> [RECORD EXCERPTS]
+===+

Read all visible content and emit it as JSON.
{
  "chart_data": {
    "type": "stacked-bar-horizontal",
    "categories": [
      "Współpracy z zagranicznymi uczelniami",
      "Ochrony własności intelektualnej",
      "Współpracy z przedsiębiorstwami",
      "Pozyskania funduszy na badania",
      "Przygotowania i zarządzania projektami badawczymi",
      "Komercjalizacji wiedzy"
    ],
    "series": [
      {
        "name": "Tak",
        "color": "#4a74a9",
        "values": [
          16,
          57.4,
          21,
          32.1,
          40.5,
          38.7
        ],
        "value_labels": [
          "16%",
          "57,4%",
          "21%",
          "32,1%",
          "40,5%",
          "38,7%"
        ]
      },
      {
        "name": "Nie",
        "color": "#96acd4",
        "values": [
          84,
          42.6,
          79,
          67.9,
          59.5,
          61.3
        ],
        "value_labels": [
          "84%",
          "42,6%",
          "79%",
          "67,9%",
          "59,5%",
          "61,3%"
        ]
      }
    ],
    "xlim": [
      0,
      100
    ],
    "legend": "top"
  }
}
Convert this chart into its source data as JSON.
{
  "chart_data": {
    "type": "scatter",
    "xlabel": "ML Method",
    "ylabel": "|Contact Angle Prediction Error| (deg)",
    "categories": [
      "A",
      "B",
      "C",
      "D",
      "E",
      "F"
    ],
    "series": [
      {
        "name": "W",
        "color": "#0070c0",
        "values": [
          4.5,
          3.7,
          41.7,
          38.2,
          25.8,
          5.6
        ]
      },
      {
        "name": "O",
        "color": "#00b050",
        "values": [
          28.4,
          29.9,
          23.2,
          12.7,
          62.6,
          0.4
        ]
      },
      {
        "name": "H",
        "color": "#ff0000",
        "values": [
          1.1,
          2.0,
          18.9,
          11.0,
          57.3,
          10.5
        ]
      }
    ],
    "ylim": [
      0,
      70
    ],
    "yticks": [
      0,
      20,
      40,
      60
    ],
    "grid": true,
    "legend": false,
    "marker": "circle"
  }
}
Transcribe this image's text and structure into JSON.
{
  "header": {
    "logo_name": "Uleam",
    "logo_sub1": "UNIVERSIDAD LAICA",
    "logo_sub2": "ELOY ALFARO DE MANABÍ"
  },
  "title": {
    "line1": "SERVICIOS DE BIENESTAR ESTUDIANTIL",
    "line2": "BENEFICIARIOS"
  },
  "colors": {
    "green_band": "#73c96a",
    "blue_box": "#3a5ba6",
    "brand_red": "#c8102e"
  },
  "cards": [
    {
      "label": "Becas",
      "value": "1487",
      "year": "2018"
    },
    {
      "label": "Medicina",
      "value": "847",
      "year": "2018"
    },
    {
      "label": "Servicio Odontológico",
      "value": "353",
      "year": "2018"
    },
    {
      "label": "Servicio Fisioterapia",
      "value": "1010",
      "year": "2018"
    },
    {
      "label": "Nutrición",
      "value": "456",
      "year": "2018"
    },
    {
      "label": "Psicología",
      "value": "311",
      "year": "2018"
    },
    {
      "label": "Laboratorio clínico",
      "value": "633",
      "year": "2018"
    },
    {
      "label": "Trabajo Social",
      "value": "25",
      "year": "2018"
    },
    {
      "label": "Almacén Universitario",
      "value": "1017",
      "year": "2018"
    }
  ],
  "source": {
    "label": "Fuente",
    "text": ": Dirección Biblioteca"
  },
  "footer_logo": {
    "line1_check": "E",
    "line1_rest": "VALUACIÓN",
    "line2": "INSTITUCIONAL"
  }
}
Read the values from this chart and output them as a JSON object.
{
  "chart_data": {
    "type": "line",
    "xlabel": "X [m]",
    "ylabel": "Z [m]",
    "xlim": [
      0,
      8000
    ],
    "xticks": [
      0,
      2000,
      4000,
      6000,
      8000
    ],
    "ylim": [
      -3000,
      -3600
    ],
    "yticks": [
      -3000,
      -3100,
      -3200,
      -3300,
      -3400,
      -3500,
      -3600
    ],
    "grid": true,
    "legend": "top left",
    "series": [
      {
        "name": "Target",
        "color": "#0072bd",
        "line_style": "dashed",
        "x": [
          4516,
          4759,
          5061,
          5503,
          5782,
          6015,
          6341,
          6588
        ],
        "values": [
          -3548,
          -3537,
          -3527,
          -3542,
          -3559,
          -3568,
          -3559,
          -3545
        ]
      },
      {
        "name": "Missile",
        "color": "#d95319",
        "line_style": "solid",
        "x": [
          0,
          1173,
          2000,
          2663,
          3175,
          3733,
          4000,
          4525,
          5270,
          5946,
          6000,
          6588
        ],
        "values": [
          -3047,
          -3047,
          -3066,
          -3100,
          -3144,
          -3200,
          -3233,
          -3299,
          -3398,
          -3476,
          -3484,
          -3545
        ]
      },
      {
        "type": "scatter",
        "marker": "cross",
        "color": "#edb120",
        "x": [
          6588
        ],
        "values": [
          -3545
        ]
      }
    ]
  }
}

+===+

> [INSTRUCTION] Scan the data for the word "this" and copy every line where it shows up.

> [TASK RESPONSE]
Convert this chart into its source data as JSON.
Transcribe this image's text and structure into JSON.
Read the values from this chart and output them as a JSON object.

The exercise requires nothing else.